GOAL OF THE EXERCISE: Write out exactly the lines from the one containing "Give me a plain-text" through the last line of the records below, including both.

Dataset items:
^^^^^^^^^^^^^^^^

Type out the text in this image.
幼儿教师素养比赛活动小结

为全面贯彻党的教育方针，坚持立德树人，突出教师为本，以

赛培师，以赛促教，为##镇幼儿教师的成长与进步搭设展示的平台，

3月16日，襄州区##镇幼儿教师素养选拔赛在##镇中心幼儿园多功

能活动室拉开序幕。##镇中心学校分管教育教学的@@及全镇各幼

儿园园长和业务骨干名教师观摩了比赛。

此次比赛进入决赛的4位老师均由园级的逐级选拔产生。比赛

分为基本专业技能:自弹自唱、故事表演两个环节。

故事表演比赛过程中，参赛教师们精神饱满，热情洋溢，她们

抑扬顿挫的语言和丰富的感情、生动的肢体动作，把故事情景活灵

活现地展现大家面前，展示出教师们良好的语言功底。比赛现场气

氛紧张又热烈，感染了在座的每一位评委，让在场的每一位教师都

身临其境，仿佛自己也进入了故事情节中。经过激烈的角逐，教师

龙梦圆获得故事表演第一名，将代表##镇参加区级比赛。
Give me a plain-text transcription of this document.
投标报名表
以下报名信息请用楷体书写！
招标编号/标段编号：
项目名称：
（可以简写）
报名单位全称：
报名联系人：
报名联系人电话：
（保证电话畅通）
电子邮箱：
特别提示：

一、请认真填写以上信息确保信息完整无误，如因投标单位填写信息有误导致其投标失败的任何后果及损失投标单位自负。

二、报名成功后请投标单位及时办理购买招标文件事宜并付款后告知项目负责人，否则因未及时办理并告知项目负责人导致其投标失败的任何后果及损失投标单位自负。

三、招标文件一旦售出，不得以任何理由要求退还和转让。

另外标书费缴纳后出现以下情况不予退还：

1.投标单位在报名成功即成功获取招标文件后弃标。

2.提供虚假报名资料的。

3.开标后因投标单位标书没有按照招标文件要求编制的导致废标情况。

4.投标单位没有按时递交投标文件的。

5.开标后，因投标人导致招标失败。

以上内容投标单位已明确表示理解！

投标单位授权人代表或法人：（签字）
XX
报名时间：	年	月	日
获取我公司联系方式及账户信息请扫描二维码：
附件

^^^^^^^^^^^^^^^^

EXERCISE SOLUTION:
Give me a plain-text transcription of this document.
投标报名表
以下报名信息请用楷体书写！
招标编号/标段编号：
项目名称：
（可以简写）
报名单位全称：
报名联系人：
报名联系人电话：
（保证电话畅通）
电子邮箱：
特别提示：

一、请认真填写以上信息确保信息完整无误，如因投标单位填写信息有误导致其投标失败的任何后果及损失投标单位自负。

二、报名成功后请投标单位及时办理购买招标文件事宜并付款后告知项目负责人，否则因未及时办理并告知项目负责人导致其投标失败的任何后果及损失投标单位自负。

三、招标文件一旦售出，不得以任何理由要求退还和转让。

另外标书费缴纳后出现以下情况不予退还：

1.投标单位在报名成功即成功获取招标文件后弃标。

2.提供虚假报名资料的。

3.开标后因投标单位标书没有按照招标文件要求编制的导致废标情况。

4.投标单位没有按时递交投标文件的。

5.开标后，因投标人导致招标失败。

以上内容投标单位已明确表示理解！

投标单位授权人代表或法人：（签字）
XX
报名时间：	年	月	日
获取我公司联系方式及账户信息请扫描二维码：
附件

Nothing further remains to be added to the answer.